Copy every row below character for character, changing nothing.
Begin DATA
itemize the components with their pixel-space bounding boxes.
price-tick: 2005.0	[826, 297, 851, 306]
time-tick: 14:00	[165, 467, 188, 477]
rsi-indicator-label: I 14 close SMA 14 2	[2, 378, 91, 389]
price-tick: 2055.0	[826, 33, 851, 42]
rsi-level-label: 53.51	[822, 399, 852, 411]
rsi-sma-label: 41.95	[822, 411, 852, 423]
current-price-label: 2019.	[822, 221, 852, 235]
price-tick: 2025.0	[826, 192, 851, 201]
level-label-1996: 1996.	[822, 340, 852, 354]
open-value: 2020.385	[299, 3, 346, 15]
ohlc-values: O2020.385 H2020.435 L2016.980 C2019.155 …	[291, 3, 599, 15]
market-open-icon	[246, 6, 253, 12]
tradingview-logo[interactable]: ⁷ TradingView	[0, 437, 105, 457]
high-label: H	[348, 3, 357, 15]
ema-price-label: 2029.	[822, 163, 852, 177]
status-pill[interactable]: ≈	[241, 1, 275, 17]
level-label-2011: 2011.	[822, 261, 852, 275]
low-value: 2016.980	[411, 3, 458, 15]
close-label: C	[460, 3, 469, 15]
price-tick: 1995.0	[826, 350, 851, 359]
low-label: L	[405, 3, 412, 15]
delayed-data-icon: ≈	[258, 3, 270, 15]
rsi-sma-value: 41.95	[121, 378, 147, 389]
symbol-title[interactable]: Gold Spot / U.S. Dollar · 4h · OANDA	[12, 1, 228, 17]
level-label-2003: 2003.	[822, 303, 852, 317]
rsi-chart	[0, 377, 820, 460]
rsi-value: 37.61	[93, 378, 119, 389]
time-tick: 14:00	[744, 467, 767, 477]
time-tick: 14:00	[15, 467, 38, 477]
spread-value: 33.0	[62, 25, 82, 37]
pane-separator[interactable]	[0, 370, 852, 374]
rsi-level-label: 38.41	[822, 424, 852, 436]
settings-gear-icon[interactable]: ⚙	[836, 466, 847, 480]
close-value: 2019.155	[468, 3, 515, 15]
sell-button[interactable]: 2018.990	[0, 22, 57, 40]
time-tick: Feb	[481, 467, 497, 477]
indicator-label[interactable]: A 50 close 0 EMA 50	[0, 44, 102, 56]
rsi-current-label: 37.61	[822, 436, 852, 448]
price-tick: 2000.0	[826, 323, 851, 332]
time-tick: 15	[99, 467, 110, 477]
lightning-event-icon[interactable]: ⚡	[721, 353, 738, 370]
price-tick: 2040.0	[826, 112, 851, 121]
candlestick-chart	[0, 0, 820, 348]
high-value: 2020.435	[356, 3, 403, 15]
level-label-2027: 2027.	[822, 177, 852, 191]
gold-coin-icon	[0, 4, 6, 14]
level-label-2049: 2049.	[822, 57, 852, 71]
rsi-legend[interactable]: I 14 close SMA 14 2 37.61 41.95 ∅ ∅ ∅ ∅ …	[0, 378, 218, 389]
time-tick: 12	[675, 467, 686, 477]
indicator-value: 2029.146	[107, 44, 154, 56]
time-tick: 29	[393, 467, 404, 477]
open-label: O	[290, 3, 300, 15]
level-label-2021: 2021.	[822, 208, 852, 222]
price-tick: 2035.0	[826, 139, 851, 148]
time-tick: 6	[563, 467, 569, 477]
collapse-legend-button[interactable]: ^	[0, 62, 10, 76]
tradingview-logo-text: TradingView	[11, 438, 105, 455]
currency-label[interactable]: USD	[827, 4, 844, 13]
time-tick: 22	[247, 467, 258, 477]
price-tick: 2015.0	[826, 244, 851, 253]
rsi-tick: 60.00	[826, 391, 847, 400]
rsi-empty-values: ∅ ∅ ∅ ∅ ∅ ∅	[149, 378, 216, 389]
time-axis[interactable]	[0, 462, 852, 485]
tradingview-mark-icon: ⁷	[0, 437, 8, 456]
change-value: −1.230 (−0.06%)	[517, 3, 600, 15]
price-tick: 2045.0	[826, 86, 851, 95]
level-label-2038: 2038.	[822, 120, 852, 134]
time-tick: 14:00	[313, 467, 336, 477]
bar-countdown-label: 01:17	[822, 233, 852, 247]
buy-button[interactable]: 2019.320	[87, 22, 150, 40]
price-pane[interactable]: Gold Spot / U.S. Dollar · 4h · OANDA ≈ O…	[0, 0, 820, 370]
End DATA
SOLUTION TO THE EXERCISE:
itemize the components with their pixel-space bounding boxes.
price-tick: 2005.0	[826, 297, 851, 306]
time-tick: 14:00	[165, 467, 188, 477]
rsi-indicator-label: I 14 close SMA 14 2	[2, 378, 91, 389]
price-tick: 2055.0	[826, 33, 851, 42]
rsi-level-label: 53.51	[822, 399, 852, 411]
rsi-sma-label: 41.95	[822, 411, 852, 423]
current-price-label: 2019.	[822, 221, 852, 235]
price-tick: 2025.0	[826, 192, 851, 201]
level-label-1996: 1996.	[822, 340, 852, 354]
open-value: 2020.385	[299, 3, 346, 15]
ohlc-values: O2020.385 H2020.435 L2016.980 C2019.155 …	[291, 3, 599, 15]
market-open-icon	[246, 6, 253, 12]
tradingview-logo[interactable]: ⁷ TradingView	[0, 437, 105, 457]
high-label: H	[348, 3, 357, 15]
ema-price-label: 2029.	[822, 163, 852, 177]
status-pill[interactable]: ≈	[241, 1, 275, 17]
level-label-2011: 2011.	[822, 261, 852, 275]
low-value: 2016.980	[411, 3, 458, 15]
close-label: C	[460, 3, 469, 15]
price-tick: 1995.0	[826, 350, 851, 359]
low-label: L	[405, 3, 412, 15]
delayed-data-icon: ≈	[258, 3, 270, 15]
rsi-sma-value: 41.95	[121, 378, 147, 389]
symbol-title[interactable]: Gold Spot / U.S. Dollar · 4h · OANDA	[12, 1, 228, 17]
level-label-2003: 2003.	[822, 303, 852, 317]
rsi-chart	[0, 377, 820, 460]
rsi-value: 37.61	[93, 378, 119, 389]
time-tick: 14:00	[744, 467, 767, 477]
time-tick: 14:00	[15, 467, 38, 477]
spread-value: 33.0	[62, 25, 82, 37]
pane-separator[interactable]	[0, 370, 852, 374]
rsi-level-label: 38.41	[822, 424, 852, 436]
settings-gear-icon[interactable]: ⚙	[836, 466, 847, 480]
close-value: 2019.155	[468, 3, 515, 15]
sell-button[interactable]: 2018.990	[0, 22, 57, 40]
time-tick: Feb	[481, 467, 497, 477]
indicator-label[interactable]: A 50 close 0 EMA 50	[0, 44, 102, 56]
rsi-current-label: 37.61	[822, 436, 852, 448]
price-tick: 2000.0	[826, 323, 851, 332]
time-tick: 15	[99, 467, 110, 477]
lightning-event-icon[interactable]: ⚡	[721, 353, 738, 370]
price-tick: 2040.0	[826, 112, 851, 121]
candlestick-chart	[0, 0, 820, 348]
high-value: 2020.435	[356, 3, 403, 15]
level-label-2027: 2027.	[822, 177, 852, 191]
gold-coin-icon	[0, 4, 6, 14]
level-label-2049: 2049.	[822, 57, 852, 71]
rsi-legend[interactable]: I 14 close SMA 14 2 37.61 41.95 ∅ ∅ ∅ ∅ …	[0, 378, 218, 389]
time-tick: 12	[675, 467, 686, 477]
indicator-value: 2029.146	[107, 44, 154, 56]
time-tick: 29	[393, 467, 404, 477]
open-label: O	[290, 3, 300, 15]
level-label-2021: 2021.	[822, 208, 852, 222]
price-tick: 2035.0	[826, 139, 851, 148]
time-tick: 6	[563, 467, 569, 477]
collapse-legend-button[interactable]: ^	[0, 62, 10, 76]
tradingview-logo-text: TradingView	[11, 438, 105, 455]
currency-label[interactable]: USD	[827, 4, 844, 13]
time-tick: 22	[247, 467, 258, 477]
price-tick: 2015.0	[826, 244, 851, 253]
rsi-tick: 60.00	[826, 391, 847, 400]
rsi-empty-values: ∅ ∅ ∅ ∅ ∅ ∅	[149, 378, 216, 389]
time-axis[interactable]	[0, 462, 852, 485]
tradingview-mark-icon: ⁷	[0, 437, 8, 456]
change-value: −1.230 (−0.06%)	[517, 3, 600, 15]
price-tick: 2045.0	[826, 86, 851, 95]
level-label-2038: 2038.	[822, 120, 852, 134]
time-tick: 14:00	[313, 467, 336, 477]
bar-countdown-label: 01:17	[822, 233, 852, 247]
buy-button[interactable]: 2019.320	[87, 22, 150, 40]
price-pane[interactable]: Gold Spot / U.S. Dollar · 4h · OANDA ≈ O…	[0, 0, 820, 370]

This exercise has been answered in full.